• **Short exercise**:
Each line from the line holding "Extract all readable text from this page." through the last line should be written out exactly, with nothing else and no images.

• **Data supplied**:
--- Start ---

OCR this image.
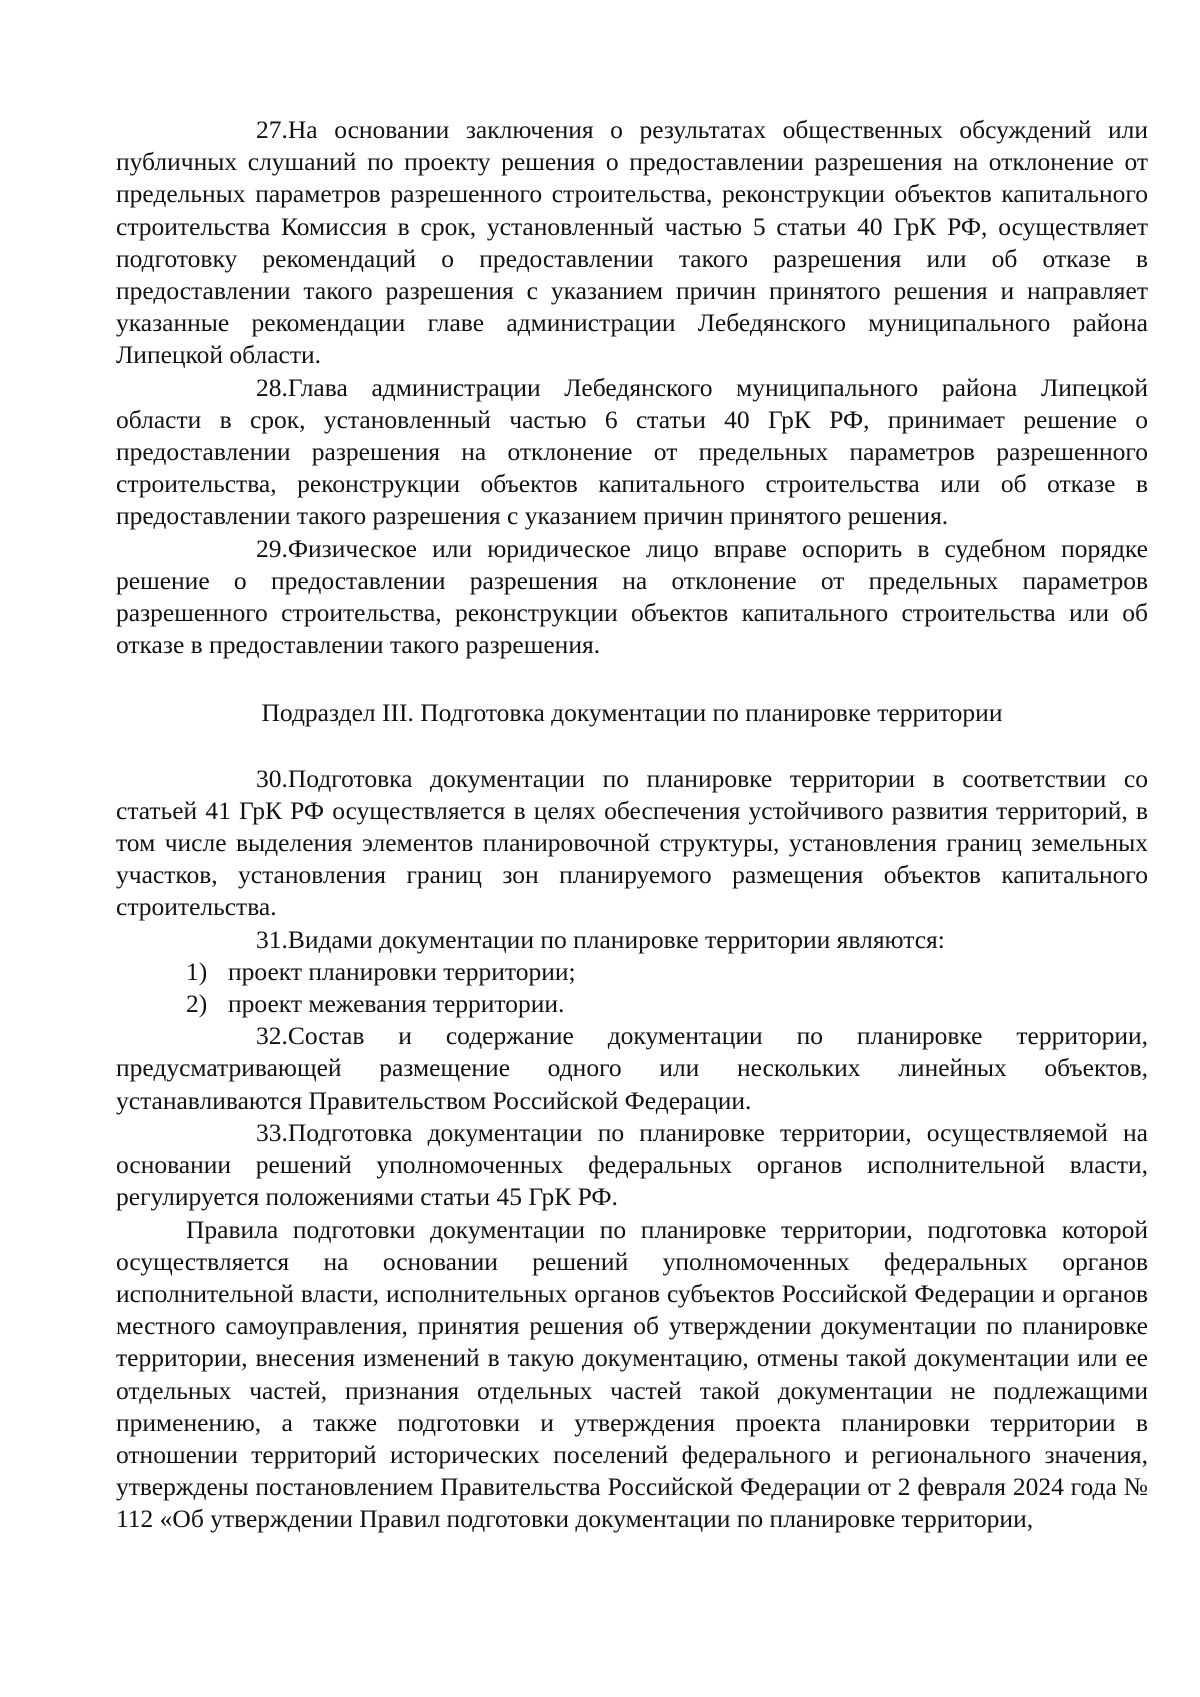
27.На основании заключения о результатах общественных обсуждений или публичных слушаний по проекту решения о предоставлении разрешения на отклонение от предельных параметров разрешенного строительства, реконструкции объектов капитального строительства Комиссия в срок, установленный частью 5 статьи 40 ГрК РФ, осуществляет подготовку рекомендаций о предоставлении такого разрешения или об отказе в предоставлении такого разрешения с указанием причин принятого решения и направляет указанные рекомендации главе администрации Лебедянского муниципального района Липецкой области.

28.Глава администрации Лебедянского муниципального района Липецкой области в срок, установленный частью 6 статьи 40 ГрК РФ, принимает решение о предоставлении разрешения на отклонение от предельных параметров разрешенного строительства, реконструкции объектов капитального строительства или об отказе в предоставлении такого разрешения с указанием причин принятого решения.

29.Физическое или юридическое лицо вправе оспорить в судебном порядке решение о предоставлении разрешения на отклонение от предельных параметров разрешенного строительства, реконструкции объектов капитального строительства или об отказе в предоставлении такого разрешения.

Подраздел III. Подготовка документации по планировке территории

30.Подготовка документации по планировке территории в соответствии со статьей 41 ГрК РФ осуществляется в целях обеспечения устойчивого развития территорий, в том числе выделения элементов планировочной структуры, установления границ земельных участков, установления границ зон планируемого размещения объектов капитального строительства.

31.Видами документации по планировке территории являются:

1) проект планировки территории;

2) проект межевания территории.

32.Состав и содержание документации по планировке территории, предусматривающей размещение одного или нескольких линейных объектов, устанавливаются Правительством Российской Федерации.

33.Подготовка документации по планировке территории, осуществляемой на основании решений уполномоченных федеральных органов исполнительной власти, регулируется положениями статьи 45 ГрК РФ.

Правила подготовки документации по планировке территории, подготовка которой осуществляется на основании решений уполномоченных федеральных органов исполнительной власти, исполнительных органов субъектов Российской Федерации и органов местного самоуправления, принятия решения об утверждении документации по планировке территории, внесения изменений в такую документацию, отмены такой документации или ее отдельных частей, признания отдельных частей такой документации не подлежащими применению, а также подготовки и утверждения проекта планировки территории в отношении территорий исторических поселений федерального и регионального значения, утверждены постановлением Правительства Российской Федерации от 2 февраля 2024 года № 112 «Об утверждении Правил подготовки документации по планировке территории,
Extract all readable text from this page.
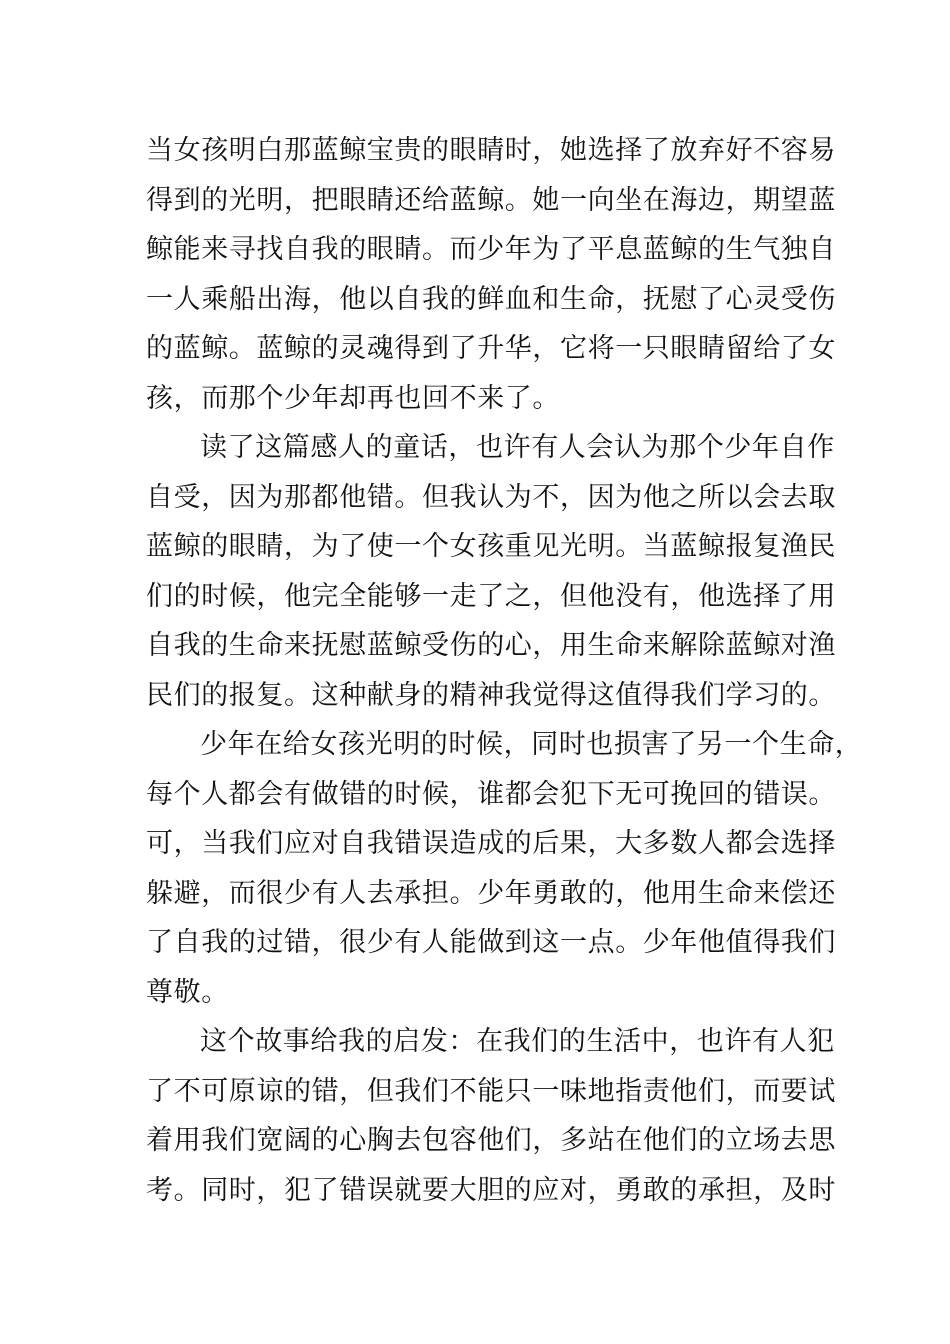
当女孩明白那蓝鲸宝贵的眼睛时，她选择了放弃好不容易
得到的光明，把眼睛还给蓝鲸。她一向坐在海边，期望蓝
鲸能来寻找自我的眼睛。而少年为了平息蓝鲸的生气独自
一人乘船出海，他以自我的鲜血和生命，抚慰了心灵受伤
的蓝鲸。蓝鲸的灵魂得到了升华，它将一只眼睛留给了女
孩，而那个少年却再也回不来了。
读了这篇感人的童话，也许有人会认为那个少年自作
自受，因为那都他错。但我认为不，因为他之所以会去取
蓝鲸的眼睛，为了使一个女孩重见光明。当蓝鲸报复渔民
们的时候，他完全能够一走了之，但他没有，他选择了用
自我的生命来抚慰蓝鲸受伤的心，用生命来解除蓝鲸对渔
民们的报复。这种献身的精神我觉得这值得我们学习的。
少年在给女孩光明的时候，同时也损害了另一个生命，
每个人都会有做错的时候，谁都会犯下无可挽回的错误。
可，当我们应对自我错误造成的后果，大多数人都会选择
躲避，而很少有人去承担。少年勇敢的，他用生命来偿还
了自我的过错，很少有人能做到这一点。少年他值得我们
尊敬。
这个故事给我的启发：在我们的生活中，也许有人犯
了不可原谅的错，但我们不能只一味地指责他们，而要试
着用我们宽阔的心胸去包容他们，多站在他们的立场去思
考。同时，犯了错误就要大胆的应对，勇敢的承担，及时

--- End ---

• **Response to this exercise**:
Extract all readable text from this page.
当女孩明白那蓝鲸宝贵的眼睛时，她选择了放弃好不容易
得到的光明，把眼睛还给蓝鲸。她一向坐在海边，期望蓝
鲸能来寻找自我的眼睛。而少年为了平息蓝鲸的生气独自
一人乘船出海，他以自我的鲜血和生命，抚慰了心灵受伤
的蓝鲸。蓝鲸的灵魂得到了升华，它将一只眼睛留给了女
孩，而那个少年却再也回不来了。
读了这篇感人的童话，也许有人会认为那个少年自作
自受，因为那都他错。但我认为不，因为他之所以会去取
蓝鲸的眼睛，为了使一个女孩重见光明。当蓝鲸报复渔民
们的时候，他完全能够一走了之，但他没有，他选择了用
自我的生命来抚慰蓝鲸受伤的心，用生命来解除蓝鲸对渔
民们的报复。这种献身的精神我觉得这值得我们学习的。
少年在给女孩光明的时候，同时也损害了另一个生命，
每个人都会有做错的时候，谁都会犯下无可挽回的错误。
可，当我们应对自我错误造成的后果，大多数人都会选择
躲避，而很少有人去承担。少年勇敢的，他用生命来偿还
了自我的过错，很少有人能做到这一点。少年他值得我们
尊敬。
这个故事给我的启发：在我们的生活中，也许有人犯
了不可原谅的错，但我们不能只一味地指责他们，而要试
着用我们宽阔的心胸去包容他们，多站在他们的立场去思
考。同时，犯了错误就要大胆的应对，勇敢的承担，及时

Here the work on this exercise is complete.